> WRITTEN REQUEST:
Count how many lines hold the string "Manganês". Give that number alone.

====================

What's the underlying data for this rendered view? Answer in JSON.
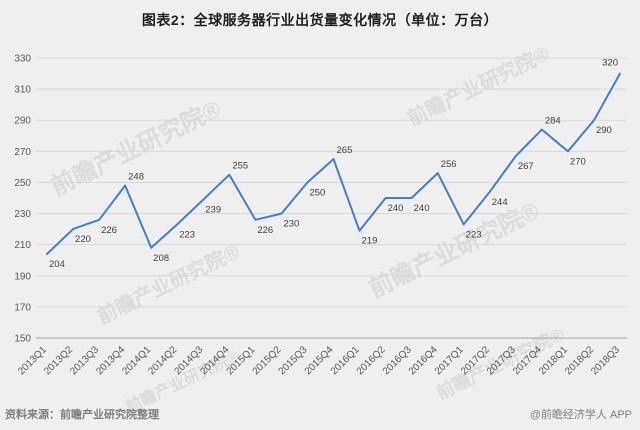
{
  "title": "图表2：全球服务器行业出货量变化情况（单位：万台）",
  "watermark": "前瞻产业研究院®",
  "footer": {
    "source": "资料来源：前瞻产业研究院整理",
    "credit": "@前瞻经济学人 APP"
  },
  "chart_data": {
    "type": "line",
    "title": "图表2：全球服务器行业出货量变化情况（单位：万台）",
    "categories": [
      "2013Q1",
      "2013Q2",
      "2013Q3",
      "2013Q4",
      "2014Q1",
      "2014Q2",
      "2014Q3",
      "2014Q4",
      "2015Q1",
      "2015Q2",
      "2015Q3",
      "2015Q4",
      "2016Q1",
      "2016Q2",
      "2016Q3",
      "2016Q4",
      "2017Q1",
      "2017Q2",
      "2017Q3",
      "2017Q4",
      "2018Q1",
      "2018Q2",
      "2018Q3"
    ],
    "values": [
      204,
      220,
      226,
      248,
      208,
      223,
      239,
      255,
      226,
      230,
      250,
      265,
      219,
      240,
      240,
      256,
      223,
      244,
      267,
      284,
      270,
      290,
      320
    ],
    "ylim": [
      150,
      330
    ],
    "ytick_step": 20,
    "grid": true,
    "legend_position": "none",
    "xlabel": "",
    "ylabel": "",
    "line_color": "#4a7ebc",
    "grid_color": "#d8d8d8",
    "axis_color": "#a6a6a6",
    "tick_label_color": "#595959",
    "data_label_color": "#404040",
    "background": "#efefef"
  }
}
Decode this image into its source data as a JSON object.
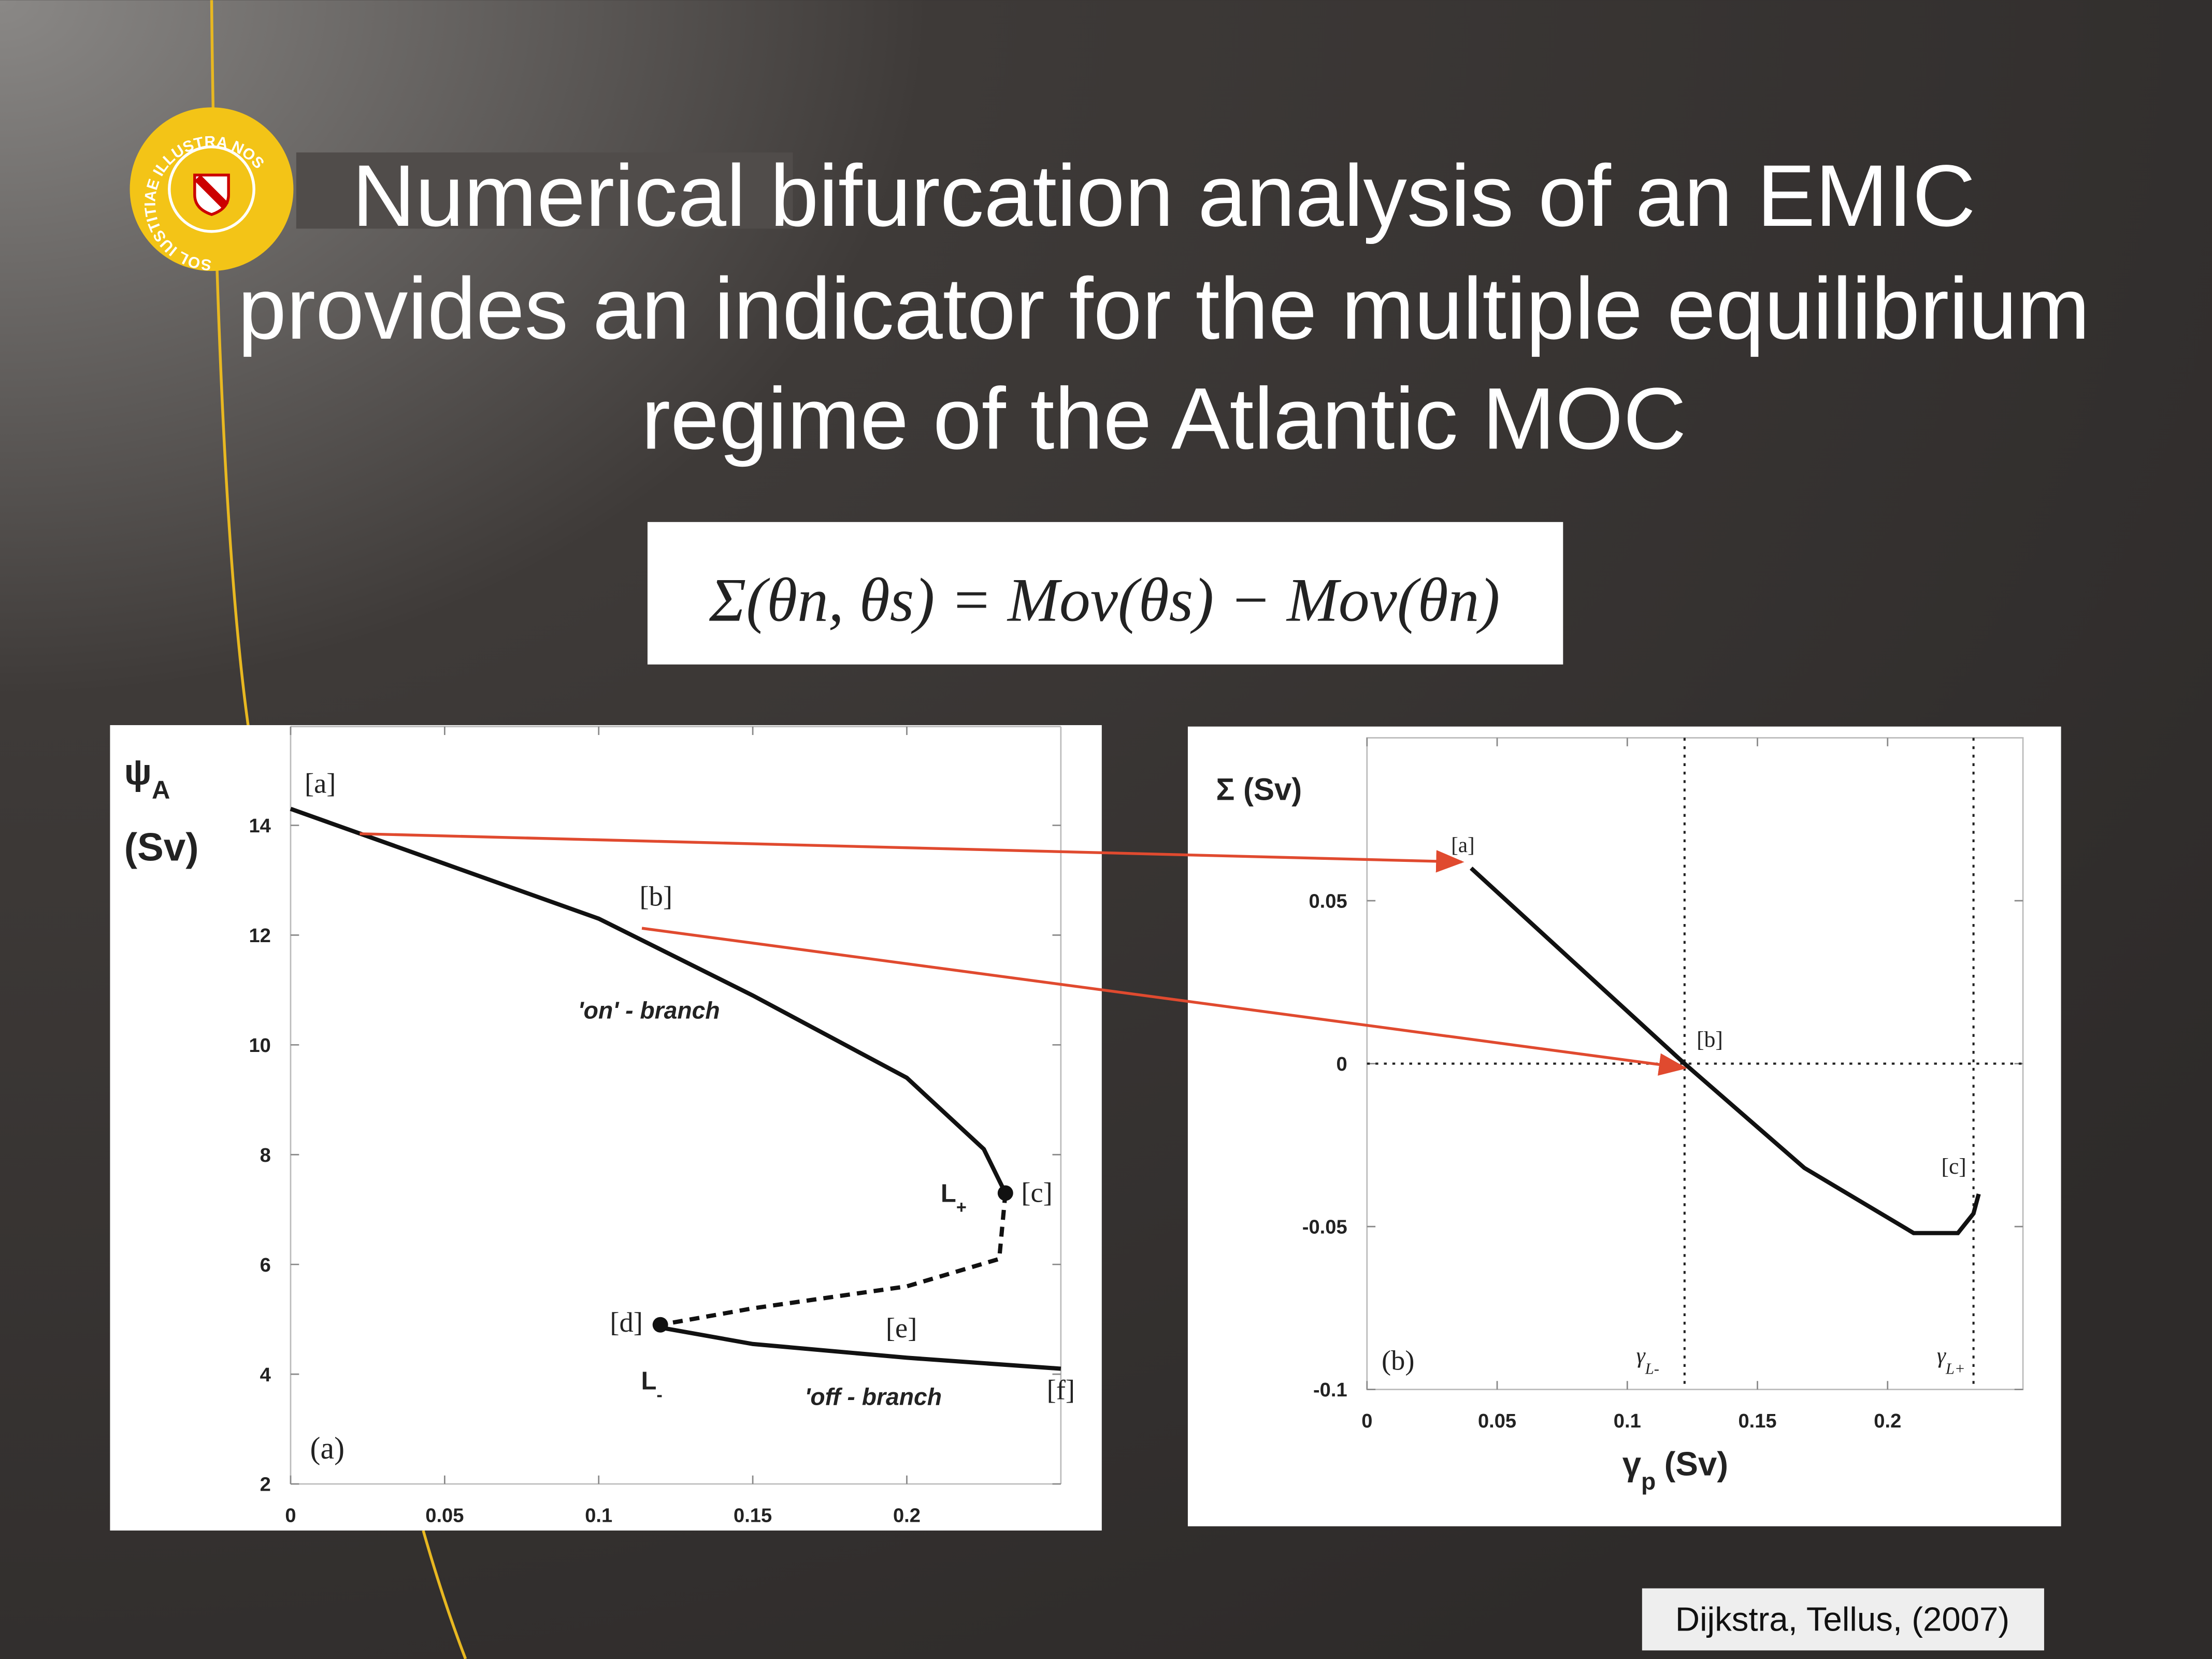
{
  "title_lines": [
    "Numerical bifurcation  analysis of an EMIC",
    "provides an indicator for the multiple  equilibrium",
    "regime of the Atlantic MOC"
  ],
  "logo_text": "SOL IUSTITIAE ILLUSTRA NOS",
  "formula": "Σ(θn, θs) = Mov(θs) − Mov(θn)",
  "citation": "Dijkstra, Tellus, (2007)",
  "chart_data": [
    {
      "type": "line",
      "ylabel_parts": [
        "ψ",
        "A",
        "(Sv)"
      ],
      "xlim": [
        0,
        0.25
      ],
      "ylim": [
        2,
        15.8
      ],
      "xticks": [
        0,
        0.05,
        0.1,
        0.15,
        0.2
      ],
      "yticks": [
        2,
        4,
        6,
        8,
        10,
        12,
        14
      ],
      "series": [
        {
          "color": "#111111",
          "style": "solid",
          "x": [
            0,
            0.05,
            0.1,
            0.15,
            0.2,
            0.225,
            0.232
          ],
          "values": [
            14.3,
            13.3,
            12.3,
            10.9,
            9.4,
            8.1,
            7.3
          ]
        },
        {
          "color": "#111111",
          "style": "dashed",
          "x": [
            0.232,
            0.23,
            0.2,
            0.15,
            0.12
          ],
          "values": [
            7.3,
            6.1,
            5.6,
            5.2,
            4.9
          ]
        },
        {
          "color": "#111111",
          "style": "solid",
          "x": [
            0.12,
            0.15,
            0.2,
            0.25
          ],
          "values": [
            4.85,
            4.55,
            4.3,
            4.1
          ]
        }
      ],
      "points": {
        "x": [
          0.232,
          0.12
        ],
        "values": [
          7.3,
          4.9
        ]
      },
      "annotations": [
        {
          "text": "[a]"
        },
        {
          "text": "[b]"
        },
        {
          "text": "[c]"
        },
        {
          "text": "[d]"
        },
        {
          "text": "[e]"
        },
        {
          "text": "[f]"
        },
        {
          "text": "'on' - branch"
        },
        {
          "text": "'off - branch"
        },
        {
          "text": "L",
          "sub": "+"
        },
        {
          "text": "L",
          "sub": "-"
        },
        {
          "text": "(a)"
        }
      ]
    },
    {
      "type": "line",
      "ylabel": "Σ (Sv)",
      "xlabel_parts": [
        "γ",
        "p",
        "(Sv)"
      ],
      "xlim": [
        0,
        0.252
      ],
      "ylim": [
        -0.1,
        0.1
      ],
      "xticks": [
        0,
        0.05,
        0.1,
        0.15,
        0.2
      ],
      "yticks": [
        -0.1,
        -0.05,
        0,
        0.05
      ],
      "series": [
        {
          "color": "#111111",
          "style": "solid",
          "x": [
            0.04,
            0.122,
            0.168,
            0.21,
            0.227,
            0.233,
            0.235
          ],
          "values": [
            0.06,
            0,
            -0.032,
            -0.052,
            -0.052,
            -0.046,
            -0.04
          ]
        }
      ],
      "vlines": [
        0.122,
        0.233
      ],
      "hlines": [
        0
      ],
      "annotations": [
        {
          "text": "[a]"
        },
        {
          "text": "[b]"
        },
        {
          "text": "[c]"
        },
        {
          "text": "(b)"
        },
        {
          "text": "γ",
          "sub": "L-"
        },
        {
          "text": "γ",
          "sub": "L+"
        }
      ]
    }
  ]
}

====================

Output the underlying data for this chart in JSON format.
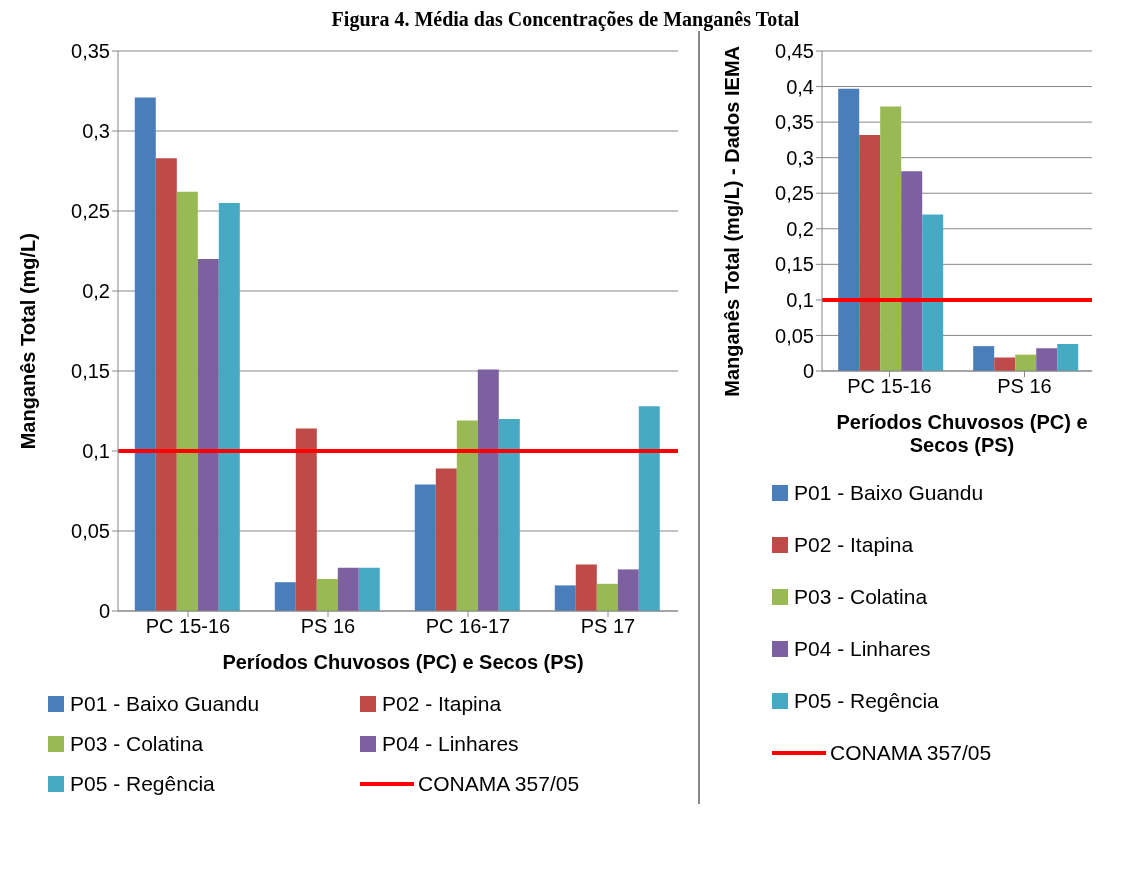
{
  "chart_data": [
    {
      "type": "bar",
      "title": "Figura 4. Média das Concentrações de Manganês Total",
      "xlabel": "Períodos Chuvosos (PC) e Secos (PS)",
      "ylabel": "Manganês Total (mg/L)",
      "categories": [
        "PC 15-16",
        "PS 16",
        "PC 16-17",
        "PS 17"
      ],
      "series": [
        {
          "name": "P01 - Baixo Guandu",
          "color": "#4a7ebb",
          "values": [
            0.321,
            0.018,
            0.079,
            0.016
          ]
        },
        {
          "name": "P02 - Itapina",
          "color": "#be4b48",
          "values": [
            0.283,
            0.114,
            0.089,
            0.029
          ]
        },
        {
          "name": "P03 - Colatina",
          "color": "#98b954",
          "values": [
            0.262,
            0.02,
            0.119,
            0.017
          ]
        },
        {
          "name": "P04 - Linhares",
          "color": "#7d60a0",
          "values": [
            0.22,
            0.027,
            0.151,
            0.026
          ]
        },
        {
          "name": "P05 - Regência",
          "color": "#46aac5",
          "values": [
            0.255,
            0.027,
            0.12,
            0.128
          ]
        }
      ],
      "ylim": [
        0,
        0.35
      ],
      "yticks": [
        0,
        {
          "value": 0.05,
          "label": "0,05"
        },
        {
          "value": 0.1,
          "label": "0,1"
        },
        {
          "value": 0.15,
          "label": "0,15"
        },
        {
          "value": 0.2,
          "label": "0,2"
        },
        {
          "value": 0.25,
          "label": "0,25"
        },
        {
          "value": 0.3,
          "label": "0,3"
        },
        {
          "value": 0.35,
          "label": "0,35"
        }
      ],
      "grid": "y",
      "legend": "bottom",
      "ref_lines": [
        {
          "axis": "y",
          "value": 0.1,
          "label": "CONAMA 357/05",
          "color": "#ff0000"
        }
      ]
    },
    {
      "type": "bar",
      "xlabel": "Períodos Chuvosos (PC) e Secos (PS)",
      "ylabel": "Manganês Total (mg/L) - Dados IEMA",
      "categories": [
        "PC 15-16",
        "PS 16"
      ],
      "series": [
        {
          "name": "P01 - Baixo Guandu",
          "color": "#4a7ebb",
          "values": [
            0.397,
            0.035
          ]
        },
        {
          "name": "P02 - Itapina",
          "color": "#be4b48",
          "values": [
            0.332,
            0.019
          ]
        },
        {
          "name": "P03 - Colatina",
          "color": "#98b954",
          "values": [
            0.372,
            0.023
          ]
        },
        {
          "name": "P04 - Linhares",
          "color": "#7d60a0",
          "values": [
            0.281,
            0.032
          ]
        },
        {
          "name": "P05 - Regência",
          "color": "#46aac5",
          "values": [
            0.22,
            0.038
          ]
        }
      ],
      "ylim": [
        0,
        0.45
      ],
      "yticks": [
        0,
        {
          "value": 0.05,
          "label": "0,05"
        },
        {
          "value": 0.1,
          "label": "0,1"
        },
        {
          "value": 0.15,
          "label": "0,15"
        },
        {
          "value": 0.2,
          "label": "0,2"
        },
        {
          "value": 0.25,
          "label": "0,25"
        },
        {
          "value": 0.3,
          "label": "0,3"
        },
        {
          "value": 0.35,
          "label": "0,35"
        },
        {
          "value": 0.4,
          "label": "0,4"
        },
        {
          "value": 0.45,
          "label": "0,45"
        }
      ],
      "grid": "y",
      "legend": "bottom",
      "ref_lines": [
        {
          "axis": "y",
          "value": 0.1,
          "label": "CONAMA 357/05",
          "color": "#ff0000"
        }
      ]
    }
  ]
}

====================

> TASK OUTPUT:
3